- Extracted data entries:
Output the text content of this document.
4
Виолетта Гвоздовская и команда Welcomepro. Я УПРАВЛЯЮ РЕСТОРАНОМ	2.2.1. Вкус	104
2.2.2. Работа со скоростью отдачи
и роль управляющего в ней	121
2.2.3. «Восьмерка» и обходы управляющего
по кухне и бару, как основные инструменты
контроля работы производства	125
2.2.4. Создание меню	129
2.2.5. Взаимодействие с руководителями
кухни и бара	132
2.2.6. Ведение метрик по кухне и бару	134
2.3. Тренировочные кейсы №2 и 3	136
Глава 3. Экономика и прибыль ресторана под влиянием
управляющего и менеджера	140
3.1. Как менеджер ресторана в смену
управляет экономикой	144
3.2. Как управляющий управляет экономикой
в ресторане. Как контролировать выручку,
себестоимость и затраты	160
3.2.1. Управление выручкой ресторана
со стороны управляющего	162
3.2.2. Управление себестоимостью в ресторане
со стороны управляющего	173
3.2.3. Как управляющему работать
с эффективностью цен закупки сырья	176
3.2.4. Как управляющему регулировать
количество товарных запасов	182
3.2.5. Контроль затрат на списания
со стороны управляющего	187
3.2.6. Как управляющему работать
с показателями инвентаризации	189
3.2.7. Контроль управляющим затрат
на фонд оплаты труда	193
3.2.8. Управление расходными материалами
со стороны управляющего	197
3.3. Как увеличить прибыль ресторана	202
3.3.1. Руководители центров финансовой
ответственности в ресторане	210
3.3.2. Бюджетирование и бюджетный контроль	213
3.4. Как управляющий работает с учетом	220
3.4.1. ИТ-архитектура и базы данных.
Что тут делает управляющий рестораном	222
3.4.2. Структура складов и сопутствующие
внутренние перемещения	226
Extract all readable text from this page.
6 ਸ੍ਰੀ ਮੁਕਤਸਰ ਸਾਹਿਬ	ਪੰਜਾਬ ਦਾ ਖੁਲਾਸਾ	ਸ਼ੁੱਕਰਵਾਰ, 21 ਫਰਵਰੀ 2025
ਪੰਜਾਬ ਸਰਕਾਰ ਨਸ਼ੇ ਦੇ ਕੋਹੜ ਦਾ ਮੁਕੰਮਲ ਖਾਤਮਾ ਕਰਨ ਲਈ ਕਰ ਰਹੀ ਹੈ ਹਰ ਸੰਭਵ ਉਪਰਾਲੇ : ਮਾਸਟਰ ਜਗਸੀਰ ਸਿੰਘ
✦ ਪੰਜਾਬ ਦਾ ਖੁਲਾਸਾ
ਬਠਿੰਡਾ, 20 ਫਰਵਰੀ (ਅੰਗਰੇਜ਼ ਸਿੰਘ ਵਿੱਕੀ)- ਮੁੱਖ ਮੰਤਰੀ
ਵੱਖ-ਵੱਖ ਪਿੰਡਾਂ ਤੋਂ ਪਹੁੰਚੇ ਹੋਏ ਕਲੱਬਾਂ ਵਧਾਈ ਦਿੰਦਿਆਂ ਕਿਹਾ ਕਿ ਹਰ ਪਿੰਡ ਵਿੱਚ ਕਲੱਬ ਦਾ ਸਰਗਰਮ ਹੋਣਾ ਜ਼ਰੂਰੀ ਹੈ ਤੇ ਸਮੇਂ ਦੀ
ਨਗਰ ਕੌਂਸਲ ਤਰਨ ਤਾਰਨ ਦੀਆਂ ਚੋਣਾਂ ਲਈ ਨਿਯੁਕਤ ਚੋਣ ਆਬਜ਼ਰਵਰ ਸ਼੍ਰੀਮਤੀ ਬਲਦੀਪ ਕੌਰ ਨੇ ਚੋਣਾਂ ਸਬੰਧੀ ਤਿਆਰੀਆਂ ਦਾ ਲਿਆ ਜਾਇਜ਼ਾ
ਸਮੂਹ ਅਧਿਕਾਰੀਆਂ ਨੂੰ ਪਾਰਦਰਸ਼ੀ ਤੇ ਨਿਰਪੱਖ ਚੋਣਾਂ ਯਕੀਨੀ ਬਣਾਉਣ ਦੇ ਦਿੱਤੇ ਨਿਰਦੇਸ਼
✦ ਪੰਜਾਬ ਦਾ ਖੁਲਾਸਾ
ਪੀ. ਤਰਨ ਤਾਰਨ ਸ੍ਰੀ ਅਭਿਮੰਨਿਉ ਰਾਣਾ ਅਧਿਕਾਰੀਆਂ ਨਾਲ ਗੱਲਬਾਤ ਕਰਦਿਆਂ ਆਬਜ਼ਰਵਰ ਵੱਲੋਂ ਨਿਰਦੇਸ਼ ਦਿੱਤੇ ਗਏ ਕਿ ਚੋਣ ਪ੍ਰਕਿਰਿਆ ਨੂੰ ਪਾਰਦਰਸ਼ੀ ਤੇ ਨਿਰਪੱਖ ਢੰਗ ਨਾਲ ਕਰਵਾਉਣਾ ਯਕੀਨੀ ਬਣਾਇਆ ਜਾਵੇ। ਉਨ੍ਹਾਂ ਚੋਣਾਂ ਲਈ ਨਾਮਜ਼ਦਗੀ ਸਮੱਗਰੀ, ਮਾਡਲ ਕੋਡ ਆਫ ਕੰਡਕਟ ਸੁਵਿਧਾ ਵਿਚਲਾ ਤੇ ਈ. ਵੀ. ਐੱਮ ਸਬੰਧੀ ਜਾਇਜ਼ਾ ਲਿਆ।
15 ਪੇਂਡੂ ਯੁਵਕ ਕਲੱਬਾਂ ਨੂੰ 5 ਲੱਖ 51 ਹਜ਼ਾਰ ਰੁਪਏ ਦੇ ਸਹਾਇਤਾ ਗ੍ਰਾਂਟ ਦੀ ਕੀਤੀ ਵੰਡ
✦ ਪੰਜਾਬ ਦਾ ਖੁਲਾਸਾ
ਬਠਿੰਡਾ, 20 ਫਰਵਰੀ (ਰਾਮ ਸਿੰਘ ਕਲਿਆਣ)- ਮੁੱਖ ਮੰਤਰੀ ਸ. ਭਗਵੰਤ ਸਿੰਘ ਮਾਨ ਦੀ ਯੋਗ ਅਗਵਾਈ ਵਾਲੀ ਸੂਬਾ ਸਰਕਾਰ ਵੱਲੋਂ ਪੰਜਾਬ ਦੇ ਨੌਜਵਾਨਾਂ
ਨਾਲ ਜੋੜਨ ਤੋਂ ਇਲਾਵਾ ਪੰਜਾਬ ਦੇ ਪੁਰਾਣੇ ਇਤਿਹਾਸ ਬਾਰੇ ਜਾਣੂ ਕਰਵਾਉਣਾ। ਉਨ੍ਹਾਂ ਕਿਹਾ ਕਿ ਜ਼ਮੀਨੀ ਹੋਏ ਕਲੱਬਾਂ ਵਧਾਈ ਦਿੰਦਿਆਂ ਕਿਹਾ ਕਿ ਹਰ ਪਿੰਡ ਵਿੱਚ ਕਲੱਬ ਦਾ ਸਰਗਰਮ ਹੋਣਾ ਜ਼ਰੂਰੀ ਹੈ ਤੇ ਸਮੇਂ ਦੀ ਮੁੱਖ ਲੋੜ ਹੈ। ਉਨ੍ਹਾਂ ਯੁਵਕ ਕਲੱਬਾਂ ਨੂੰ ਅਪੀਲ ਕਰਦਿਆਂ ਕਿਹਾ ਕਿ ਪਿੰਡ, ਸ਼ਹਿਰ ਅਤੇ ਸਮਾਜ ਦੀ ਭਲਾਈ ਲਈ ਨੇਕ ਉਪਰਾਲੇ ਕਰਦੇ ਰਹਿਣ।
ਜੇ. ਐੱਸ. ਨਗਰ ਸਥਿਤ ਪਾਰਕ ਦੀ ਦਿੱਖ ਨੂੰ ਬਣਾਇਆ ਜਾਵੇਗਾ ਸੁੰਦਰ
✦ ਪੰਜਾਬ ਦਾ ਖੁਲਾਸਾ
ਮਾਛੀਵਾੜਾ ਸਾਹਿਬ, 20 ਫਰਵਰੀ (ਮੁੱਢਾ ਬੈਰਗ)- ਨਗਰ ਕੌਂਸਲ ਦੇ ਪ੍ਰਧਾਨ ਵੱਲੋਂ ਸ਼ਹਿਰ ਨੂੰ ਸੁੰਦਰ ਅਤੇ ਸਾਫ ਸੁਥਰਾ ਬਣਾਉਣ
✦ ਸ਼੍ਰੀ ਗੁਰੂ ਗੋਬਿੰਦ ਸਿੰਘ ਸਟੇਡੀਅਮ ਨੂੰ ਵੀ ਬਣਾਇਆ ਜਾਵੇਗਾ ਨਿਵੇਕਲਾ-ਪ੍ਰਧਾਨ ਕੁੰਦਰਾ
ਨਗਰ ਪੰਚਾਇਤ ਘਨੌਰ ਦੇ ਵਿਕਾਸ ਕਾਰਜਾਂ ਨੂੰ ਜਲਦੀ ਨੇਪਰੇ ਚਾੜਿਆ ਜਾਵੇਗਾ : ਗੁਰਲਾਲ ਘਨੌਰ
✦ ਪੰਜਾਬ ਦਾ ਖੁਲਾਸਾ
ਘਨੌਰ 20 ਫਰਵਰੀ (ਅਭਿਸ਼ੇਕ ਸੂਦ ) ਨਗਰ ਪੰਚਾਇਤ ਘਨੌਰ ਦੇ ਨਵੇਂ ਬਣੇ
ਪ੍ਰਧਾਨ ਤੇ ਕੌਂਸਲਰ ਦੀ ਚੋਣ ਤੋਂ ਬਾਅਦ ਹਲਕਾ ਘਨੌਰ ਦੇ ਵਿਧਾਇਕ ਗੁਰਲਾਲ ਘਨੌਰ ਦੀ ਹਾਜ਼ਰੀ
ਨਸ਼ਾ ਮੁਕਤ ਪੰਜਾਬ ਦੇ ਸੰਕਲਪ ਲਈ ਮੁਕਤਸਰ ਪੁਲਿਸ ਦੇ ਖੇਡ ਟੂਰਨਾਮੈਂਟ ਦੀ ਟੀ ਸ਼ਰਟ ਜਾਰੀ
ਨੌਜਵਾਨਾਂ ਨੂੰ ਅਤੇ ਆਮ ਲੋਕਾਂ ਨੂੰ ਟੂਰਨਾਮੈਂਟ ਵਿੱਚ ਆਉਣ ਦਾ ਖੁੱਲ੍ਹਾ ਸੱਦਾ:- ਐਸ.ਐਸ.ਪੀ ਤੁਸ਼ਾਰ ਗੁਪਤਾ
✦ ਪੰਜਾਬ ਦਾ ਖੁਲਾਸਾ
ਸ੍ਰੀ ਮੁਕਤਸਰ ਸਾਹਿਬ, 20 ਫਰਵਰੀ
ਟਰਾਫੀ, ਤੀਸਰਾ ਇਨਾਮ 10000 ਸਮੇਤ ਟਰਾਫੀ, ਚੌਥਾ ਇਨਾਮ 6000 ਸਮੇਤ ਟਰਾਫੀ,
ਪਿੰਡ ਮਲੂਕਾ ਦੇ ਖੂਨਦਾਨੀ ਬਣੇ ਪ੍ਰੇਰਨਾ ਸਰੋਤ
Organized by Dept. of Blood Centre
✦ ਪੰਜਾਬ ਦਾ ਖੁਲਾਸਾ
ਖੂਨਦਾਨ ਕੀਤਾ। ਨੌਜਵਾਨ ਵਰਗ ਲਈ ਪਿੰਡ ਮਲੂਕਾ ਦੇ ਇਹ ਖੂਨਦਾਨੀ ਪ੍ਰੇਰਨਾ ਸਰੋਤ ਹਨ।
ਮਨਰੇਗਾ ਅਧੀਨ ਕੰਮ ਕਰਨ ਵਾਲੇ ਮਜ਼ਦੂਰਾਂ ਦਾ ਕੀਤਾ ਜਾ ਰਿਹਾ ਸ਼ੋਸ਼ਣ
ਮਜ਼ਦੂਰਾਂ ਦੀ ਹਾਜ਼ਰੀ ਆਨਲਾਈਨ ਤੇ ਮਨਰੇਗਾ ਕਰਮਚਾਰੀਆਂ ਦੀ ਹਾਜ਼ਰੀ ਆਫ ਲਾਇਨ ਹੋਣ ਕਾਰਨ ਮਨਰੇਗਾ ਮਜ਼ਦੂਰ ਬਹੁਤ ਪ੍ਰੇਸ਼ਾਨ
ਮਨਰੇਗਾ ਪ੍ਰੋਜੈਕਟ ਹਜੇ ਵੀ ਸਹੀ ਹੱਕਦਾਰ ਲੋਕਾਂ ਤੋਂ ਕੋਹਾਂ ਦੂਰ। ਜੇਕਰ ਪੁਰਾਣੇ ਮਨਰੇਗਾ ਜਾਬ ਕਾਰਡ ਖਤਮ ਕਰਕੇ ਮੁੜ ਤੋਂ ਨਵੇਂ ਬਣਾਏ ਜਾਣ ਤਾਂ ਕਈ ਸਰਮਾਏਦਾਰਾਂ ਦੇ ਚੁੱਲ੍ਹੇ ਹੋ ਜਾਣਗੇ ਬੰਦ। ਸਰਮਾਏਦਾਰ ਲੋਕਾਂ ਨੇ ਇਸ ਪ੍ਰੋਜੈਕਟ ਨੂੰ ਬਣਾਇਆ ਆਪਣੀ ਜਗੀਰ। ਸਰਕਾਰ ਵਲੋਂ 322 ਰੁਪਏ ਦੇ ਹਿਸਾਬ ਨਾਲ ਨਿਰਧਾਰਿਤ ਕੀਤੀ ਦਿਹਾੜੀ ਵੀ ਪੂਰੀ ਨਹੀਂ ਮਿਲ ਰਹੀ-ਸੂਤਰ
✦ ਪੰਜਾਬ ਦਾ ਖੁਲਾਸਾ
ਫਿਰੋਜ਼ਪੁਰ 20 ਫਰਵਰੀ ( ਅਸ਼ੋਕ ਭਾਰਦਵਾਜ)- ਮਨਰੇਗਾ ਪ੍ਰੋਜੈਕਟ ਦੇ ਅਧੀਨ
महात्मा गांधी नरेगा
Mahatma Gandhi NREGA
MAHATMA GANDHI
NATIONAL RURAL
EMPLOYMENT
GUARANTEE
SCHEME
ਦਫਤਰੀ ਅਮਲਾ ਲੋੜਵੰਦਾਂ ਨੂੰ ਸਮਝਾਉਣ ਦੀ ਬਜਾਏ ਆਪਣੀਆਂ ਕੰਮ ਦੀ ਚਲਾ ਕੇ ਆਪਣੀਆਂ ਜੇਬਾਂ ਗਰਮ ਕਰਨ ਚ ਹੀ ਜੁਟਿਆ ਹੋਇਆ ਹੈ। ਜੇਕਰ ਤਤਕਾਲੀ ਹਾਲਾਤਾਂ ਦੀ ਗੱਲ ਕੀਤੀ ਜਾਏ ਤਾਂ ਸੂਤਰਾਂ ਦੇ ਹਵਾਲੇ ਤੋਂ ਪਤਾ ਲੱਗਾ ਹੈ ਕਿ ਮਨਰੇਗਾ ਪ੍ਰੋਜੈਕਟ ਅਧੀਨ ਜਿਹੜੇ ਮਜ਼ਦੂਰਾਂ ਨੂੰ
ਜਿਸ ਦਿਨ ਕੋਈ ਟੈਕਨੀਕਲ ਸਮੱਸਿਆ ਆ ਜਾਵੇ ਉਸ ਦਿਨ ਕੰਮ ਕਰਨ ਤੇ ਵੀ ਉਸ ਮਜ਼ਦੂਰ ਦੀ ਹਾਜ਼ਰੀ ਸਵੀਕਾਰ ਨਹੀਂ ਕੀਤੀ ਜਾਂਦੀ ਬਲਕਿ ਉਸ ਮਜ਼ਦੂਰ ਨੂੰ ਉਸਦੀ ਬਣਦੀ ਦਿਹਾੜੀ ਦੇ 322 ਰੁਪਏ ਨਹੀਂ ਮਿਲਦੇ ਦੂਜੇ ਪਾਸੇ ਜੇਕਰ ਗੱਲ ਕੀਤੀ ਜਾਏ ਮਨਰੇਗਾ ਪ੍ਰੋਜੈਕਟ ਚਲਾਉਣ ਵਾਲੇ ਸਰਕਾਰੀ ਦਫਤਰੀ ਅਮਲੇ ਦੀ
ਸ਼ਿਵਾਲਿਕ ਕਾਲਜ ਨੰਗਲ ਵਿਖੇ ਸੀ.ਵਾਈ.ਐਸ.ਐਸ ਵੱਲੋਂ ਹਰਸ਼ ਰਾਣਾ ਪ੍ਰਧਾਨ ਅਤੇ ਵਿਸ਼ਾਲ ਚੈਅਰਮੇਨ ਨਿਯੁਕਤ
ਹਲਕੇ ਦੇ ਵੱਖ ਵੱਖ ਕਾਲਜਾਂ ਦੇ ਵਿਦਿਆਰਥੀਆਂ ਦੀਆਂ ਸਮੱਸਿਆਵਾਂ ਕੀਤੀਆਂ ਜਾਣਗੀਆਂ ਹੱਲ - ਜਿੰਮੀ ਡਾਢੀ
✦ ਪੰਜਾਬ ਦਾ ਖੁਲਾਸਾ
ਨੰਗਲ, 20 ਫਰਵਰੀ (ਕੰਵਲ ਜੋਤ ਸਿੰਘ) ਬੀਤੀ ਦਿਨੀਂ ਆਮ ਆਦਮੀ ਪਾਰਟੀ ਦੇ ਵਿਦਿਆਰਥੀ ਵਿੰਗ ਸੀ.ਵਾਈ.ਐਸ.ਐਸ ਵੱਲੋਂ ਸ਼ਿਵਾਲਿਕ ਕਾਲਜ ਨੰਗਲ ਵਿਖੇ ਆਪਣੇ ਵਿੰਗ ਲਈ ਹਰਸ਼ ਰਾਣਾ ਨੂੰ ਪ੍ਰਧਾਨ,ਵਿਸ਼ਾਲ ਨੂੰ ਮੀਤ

- Work to do: Return each line of the data that contains the string "управляет".

- Final result:
управляет экономикой	144
3.2. Как управляющий управляет экономикой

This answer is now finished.